### [Source data]
════════════════

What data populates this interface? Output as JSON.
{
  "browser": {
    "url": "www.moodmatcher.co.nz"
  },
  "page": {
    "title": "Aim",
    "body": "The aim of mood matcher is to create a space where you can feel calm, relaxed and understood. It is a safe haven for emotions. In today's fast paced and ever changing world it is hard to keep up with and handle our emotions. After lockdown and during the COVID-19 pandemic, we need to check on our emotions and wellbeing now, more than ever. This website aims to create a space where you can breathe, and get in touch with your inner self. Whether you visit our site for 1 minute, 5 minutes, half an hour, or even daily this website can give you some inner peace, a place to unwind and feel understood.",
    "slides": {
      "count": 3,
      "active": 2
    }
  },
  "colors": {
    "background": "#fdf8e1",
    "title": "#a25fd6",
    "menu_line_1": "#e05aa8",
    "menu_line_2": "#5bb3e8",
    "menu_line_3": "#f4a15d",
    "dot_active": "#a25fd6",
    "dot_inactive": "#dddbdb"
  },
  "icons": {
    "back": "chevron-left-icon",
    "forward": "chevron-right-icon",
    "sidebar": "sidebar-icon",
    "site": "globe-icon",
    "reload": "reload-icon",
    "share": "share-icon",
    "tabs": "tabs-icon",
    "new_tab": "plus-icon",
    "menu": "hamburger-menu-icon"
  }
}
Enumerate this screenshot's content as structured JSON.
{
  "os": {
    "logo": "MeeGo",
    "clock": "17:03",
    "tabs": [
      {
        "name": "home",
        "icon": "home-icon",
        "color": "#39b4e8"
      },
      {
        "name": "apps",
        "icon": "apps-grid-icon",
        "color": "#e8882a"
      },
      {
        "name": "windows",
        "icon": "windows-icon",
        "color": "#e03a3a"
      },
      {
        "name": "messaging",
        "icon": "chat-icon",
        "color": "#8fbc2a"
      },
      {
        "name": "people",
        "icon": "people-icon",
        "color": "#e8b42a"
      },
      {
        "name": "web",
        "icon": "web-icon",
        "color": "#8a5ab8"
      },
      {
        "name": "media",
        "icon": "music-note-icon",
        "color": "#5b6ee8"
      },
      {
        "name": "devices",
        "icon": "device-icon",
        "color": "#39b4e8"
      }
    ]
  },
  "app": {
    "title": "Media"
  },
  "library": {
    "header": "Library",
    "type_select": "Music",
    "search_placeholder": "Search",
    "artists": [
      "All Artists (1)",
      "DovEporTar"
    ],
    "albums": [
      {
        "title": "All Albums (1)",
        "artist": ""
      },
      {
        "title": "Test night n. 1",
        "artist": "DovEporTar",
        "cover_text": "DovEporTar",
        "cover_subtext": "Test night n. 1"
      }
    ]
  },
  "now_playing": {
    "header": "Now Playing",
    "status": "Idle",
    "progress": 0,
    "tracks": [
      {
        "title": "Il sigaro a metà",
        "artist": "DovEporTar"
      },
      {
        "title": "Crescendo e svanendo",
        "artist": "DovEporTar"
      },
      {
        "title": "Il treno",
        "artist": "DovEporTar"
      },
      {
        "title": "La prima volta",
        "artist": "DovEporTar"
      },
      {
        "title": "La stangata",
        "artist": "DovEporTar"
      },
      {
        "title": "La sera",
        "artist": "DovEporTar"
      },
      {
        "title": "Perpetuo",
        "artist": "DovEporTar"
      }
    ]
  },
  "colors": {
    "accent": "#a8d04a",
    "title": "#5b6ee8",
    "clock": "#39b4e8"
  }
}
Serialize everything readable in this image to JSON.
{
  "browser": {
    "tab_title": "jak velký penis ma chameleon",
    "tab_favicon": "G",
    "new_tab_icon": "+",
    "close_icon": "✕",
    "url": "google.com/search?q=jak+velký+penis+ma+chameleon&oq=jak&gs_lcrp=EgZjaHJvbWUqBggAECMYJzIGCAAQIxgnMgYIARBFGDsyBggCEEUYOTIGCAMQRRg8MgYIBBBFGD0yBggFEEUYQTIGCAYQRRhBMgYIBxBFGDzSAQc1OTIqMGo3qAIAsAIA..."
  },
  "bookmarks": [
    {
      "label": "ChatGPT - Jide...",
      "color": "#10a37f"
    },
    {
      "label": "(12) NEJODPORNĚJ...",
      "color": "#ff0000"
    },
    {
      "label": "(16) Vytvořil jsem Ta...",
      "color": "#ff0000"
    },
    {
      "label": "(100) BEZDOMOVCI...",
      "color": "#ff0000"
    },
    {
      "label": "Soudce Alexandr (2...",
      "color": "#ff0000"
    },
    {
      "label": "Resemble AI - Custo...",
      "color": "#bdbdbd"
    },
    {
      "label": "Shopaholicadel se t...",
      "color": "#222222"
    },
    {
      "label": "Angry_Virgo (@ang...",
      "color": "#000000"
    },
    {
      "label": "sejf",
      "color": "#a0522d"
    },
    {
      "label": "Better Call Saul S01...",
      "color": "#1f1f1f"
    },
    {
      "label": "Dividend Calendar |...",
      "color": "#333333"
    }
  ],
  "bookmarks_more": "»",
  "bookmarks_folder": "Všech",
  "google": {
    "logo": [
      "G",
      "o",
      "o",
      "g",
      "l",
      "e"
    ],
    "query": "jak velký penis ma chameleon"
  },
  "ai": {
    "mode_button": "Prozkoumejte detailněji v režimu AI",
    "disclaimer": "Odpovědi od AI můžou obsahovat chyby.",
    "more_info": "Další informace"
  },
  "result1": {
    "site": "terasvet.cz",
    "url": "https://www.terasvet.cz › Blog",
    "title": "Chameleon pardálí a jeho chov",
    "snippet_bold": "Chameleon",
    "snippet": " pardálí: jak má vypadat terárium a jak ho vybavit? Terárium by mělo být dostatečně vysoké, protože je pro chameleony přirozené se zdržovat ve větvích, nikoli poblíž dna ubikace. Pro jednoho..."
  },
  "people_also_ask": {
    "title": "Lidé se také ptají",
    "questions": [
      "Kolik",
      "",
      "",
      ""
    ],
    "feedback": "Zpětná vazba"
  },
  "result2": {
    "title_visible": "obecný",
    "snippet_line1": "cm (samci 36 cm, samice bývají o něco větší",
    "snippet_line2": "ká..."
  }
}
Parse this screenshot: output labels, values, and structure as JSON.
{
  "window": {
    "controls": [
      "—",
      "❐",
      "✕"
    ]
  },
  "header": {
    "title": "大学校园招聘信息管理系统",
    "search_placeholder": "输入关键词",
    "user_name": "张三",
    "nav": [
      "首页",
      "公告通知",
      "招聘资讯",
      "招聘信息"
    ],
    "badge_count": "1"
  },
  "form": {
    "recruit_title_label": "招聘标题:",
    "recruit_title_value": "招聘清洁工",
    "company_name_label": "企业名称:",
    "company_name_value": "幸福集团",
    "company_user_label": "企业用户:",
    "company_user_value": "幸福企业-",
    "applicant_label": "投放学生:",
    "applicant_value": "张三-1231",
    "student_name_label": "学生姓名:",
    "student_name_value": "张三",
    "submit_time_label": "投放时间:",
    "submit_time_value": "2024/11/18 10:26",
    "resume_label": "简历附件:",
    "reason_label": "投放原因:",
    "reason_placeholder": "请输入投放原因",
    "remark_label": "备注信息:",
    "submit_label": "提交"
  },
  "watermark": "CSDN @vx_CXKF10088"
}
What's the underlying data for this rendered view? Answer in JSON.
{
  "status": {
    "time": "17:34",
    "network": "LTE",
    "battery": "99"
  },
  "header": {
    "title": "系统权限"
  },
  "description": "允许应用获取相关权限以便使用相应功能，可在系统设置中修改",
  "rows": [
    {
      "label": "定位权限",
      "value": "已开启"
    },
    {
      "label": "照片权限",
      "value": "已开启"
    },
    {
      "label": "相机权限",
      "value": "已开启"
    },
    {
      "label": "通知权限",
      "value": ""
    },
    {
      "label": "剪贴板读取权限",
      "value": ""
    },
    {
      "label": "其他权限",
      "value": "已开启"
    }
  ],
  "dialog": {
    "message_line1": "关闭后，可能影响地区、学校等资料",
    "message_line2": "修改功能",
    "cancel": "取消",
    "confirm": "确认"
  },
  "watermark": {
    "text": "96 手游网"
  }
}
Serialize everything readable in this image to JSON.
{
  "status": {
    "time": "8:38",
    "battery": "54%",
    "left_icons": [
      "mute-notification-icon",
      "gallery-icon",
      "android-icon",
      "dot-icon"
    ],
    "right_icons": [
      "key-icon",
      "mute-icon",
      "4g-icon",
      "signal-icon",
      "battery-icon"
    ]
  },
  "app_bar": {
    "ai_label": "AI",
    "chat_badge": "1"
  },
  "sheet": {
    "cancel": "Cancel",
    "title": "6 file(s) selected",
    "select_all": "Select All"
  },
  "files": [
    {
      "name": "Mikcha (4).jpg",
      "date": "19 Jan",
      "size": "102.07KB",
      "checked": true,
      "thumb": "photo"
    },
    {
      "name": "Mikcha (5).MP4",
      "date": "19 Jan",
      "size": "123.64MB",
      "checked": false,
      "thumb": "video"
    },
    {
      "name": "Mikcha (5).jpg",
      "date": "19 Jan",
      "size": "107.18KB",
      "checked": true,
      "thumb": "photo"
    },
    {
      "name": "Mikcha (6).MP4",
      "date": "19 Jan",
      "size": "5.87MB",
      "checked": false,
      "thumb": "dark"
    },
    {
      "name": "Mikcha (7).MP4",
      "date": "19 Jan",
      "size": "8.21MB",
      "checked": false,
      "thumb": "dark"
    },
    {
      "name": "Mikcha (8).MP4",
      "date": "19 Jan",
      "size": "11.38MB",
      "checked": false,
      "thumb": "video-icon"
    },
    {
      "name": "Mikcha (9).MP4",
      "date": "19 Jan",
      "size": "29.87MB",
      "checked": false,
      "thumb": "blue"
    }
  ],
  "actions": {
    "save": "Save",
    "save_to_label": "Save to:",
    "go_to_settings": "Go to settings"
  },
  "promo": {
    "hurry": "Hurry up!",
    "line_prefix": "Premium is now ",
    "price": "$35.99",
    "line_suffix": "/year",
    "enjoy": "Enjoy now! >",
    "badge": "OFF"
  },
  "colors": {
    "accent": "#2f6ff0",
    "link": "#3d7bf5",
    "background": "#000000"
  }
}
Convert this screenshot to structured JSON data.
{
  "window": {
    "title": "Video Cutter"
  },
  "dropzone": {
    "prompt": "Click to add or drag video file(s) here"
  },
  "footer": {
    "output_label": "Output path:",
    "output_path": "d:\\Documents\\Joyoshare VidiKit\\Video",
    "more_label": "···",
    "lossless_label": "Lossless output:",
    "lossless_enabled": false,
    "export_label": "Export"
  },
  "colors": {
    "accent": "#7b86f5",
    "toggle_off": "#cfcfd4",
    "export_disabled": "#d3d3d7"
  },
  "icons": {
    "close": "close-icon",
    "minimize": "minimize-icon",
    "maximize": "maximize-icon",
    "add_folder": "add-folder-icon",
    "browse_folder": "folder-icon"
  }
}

════════════════

### [GOAL]
Scan the lines for the string "What". Pick out every line that has it.

### [WRITTEN SOLUTION]
What data populates this interface? Output as JSON.
What's the underlying data for this rendered view? Answer in JSON.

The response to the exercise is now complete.